== TASK DESCRIPTION ==
Extract every record, keeping each one exactly as it is.

== MATERIAL FOR THE TASK ==
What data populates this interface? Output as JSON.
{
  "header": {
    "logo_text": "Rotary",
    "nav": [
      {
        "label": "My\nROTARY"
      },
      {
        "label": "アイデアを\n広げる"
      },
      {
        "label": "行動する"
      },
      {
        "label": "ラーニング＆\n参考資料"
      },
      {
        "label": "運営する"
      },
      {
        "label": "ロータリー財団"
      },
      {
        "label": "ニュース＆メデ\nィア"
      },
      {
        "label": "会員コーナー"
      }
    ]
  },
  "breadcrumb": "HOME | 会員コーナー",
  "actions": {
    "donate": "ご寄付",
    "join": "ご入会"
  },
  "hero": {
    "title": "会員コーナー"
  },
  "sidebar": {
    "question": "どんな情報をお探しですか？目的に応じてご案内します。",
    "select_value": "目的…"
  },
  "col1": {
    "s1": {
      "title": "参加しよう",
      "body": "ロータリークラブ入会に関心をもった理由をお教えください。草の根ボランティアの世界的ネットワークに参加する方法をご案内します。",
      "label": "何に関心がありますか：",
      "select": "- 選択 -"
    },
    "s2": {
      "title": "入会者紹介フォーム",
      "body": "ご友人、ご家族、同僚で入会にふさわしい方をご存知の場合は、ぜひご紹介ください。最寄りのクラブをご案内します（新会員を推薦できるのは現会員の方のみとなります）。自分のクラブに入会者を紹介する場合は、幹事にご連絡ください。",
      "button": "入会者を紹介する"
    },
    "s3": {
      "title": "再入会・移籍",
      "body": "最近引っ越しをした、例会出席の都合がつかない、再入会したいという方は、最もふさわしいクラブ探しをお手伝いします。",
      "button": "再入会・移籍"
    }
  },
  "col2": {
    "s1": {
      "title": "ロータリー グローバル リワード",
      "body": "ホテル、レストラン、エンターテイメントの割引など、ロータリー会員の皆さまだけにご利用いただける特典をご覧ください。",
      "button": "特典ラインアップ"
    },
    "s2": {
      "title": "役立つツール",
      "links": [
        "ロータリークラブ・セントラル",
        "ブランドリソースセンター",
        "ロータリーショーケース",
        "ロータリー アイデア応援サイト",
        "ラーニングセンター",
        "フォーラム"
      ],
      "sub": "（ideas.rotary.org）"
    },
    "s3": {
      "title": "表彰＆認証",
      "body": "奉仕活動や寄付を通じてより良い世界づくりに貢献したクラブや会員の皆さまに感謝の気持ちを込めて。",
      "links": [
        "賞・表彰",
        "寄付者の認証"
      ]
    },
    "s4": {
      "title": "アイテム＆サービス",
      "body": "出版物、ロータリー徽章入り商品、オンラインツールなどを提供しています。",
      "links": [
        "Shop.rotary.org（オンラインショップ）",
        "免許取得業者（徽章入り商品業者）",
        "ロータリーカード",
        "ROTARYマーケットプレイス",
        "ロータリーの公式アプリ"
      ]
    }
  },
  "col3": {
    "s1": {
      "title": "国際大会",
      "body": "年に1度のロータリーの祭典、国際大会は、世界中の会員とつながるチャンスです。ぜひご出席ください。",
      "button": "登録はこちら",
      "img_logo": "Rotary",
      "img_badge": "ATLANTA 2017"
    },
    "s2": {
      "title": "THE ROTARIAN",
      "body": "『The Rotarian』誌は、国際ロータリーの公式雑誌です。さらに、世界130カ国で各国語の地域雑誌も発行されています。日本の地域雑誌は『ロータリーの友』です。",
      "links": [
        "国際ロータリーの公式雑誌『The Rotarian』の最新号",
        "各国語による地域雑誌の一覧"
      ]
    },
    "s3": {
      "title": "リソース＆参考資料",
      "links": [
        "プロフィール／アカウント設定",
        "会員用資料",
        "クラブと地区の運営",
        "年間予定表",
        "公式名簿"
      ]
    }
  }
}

== RESPONSE FOR THIS EXERCISE ==
What data populates this interface? Output as JSON.
{
  "header": {
    "logo_text": "Rotary",
    "nav": [
      {
        "label": "My\nROTARY"
      },
      {
        "label": "アイデアを\n広げる"
      },
      {
        "label": "行動する"
      },
      {
        "label": "ラーニング＆\n参考資料"
      },
      {
        "label": "運営する"
      },
      {
        "label": "ロータリー財団"
      },
      {
        "label": "ニュース＆メデ\nィア"
      },
      {
        "label": "会員コーナー"
      }
    ]
  },
  "breadcrumb": "HOME | 会員コーナー",
  "actions": {
    "donate": "ご寄付",
    "join": "ご入会"
  },
  "hero": {
    "title": "会員コーナー"
  },
  "sidebar": {
    "question": "どんな情報をお探しですか？目的に応じてご案内します。",
    "select_value": "目的…"
  },
  "col1": {
    "s1": {
      "title": "参加しよう",
      "body": "ロータリークラブ入会に関心をもった理由をお教えください。草の根ボランティアの世界的ネットワークに参加する方法をご案内します。",
      "label": "何に関心がありますか：",
      "select": "- 選択 -"
    },
    "s2": {
      "title": "入会者紹介フォーム",
      "body": "ご友人、ご家族、同僚で入会にふさわしい方をご存知の場合は、ぜひご紹介ください。最寄りのクラブをご案内します（新会員を推薦できるのは現会員の方のみとなります）。自分のクラブに入会者を紹介する場合は、幹事にご連絡ください。",
      "button": "入会者を紹介する"
    },
    "s3": {
      "title": "再入会・移籍",
      "body": "最近引っ越しをした、例会出席の都合がつかない、再入会したいという方は、最もふさわしいクラブ探しをお手伝いします。",
      "button": "再入会・移籍"
    }
  },
  "col2": {
    "s1": {
      "title": "ロータリー グローバル リワード",
      "body": "ホテル、レストラン、エンターテイメントの割引など、ロータリー会員の皆さまだけにご利用いただける特典をご覧ください。",
      "button": "特典ラインアップ"
    },
    "s2": {
      "title": "役立つツール",
      "links": [
        "ロータリークラブ・セントラル",
        "ブランドリソースセンター",
        "ロータリーショーケース",
        "ロータリー アイデア応援サイト",
        "ラーニングセンター",
        "フォーラム"
      ],
      "sub": "（ideas.rotary.org）"
    },
    "s3": {
      "title": "表彰＆認証",
      "body": "奉仕活動や寄付を通じてより良い世界づくりに貢献したクラブや会員の皆さまに感謝の気持ちを込めて。",
      "links": [
        "賞・表彰",
        "寄付者の認証"
      ]
    },
    "s4": {
      "title": "アイテム＆サービス",
      "body": "出版物、ロータリー徽章入り商品、オンラインツールなどを提供しています。",
      "links": [
        "Shop.rotary.org（オンラインショップ）",
        "免許取得業者（徽章入り商品業者）",
        "ロータリーカード",
        "ROTARYマーケットプレイス",
        "ロータリーの公式アプリ"
      ]
    }
  },
  "col3": {
    "s1": {
      "title": "国際大会",
      "body": "年に1度のロータリーの祭典、国際大会は、世界中の会員とつながるチャンスです。ぜひご出席ください。",
      "button": "登録はこちら",
      "img_logo": "Rotary",
      "img_badge": "ATLANTA 2017"
    },
    "s2": {
      "title": "THE ROTARIAN",
      "body": "『The Rotarian』誌は、国際ロータリーの公式雑誌です。さらに、世界130カ国で各国語の地域雑誌も発行されています。日本の地域雑誌は『ロータリーの友』です。",
      "links": [
        "国際ロータリーの公式雑誌『The Rotarian』の最新号",
        "各国語による地域雑誌の一覧"
      ]
    },
    "s3": {
      "title": "リソース＆参考資料",
      "links": [
        "プロフィール／アカウント設定",
        "会員用資料",
        "クラブと地区の運営",
        "年間予定表",
        "公式名簿"
      ]
    }
  }
}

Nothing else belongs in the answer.